__Problem details__:
Will you give the material below again, every line exactly as it is?

Given records start

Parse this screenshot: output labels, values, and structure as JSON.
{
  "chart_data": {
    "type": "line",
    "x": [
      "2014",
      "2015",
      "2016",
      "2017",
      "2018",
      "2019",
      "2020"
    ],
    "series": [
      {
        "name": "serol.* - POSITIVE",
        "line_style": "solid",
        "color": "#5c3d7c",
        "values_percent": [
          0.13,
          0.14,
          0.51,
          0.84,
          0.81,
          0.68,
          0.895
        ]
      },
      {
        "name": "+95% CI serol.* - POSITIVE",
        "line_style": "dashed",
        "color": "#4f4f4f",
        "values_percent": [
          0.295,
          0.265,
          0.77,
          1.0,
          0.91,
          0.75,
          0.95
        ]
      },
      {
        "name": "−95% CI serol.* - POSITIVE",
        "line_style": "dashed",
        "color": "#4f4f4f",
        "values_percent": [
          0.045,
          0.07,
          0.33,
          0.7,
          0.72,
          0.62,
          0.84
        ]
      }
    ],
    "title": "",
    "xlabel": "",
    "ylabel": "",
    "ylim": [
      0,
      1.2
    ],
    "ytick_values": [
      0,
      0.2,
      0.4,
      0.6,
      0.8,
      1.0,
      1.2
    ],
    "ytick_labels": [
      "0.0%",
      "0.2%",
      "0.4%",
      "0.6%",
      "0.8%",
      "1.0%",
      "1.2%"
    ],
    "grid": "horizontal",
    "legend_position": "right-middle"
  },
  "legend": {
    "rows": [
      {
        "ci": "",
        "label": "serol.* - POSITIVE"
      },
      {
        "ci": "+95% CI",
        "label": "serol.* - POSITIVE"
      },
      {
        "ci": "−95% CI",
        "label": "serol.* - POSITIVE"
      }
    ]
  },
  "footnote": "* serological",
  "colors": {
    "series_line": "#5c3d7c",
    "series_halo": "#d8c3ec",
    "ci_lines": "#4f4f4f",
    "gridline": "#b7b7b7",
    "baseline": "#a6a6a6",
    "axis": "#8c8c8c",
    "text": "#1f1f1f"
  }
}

Given records end

__Exercise output__:
Parse this screenshot: output labels, values, and structure as JSON.
{
  "chart_data": {
    "type": "line",
    "x": [
      "2014",
      "2015",
      "2016",
      "2017",
      "2018",
      "2019",
      "2020"
    ],
    "series": [
      {
        "name": "serol.* - POSITIVE",
        "line_style": "solid",
        "color": "#5c3d7c",
        "values_percent": [
          0.13,
          0.14,
          0.51,
          0.84,
          0.81,
          0.68,
          0.895
        ]
      },
      {
        "name": "+95% CI serol.* - POSITIVE",
        "line_style": "dashed",
        "color": "#4f4f4f",
        "values_percent": [
          0.295,
          0.265,
          0.77,
          1.0,
          0.91,
          0.75,
          0.95
        ]
      },
      {
        "name": "−95% CI serol.* - POSITIVE",
        "line_style": "dashed",
        "color": "#4f4f4f",
        "values_percent": [
          0.045,
          0.07,
          0.33,
          0.7,
          0.72,
          0.62,
          0.84
        ]
      }
    ],
    "title": "",
    "xlabel": "",
    "ylabel": "",
    "ylim": [
      0,
      1.2
    ],
    "ytick_values": [
      0,
      0.2,
      0.4,
      0.6,
      0.8,
      1.0,
      1.2
    ],
    "ytick_labels": [
      "0.0%",
      "0.2%",
      "0.4%",
      "0.6%",
      "0.8%",
      "1.0%",
      "1.2%"
    ],
    "grid": "horizontal",
    "legend_position": "right-middle"
  },
  "legend": {
    "rows": [
      {
        "ci": "",
        "label": "serol.* - POSITIVE"
      },
      {
        "ci": "+95% CI",
        "label": "serol.* - POSITIVE"
      },
      {
        "ci": "−95% CI",
        "label": "serol.* - POSITIVE"
      }
    ]
  },
  "footnote": "* serological",
  "colors": {
    "series_line": "#5c3d7c",
    "series_halo": "#d8c3ec",
    "ci_lines": "#4f4f4f",
    "gridline": "#b7b7b7",
    "baseline": "#a6a6a6",
    "axis": "#8c8c8c",
    "text": "#1f1f1f"
  }
}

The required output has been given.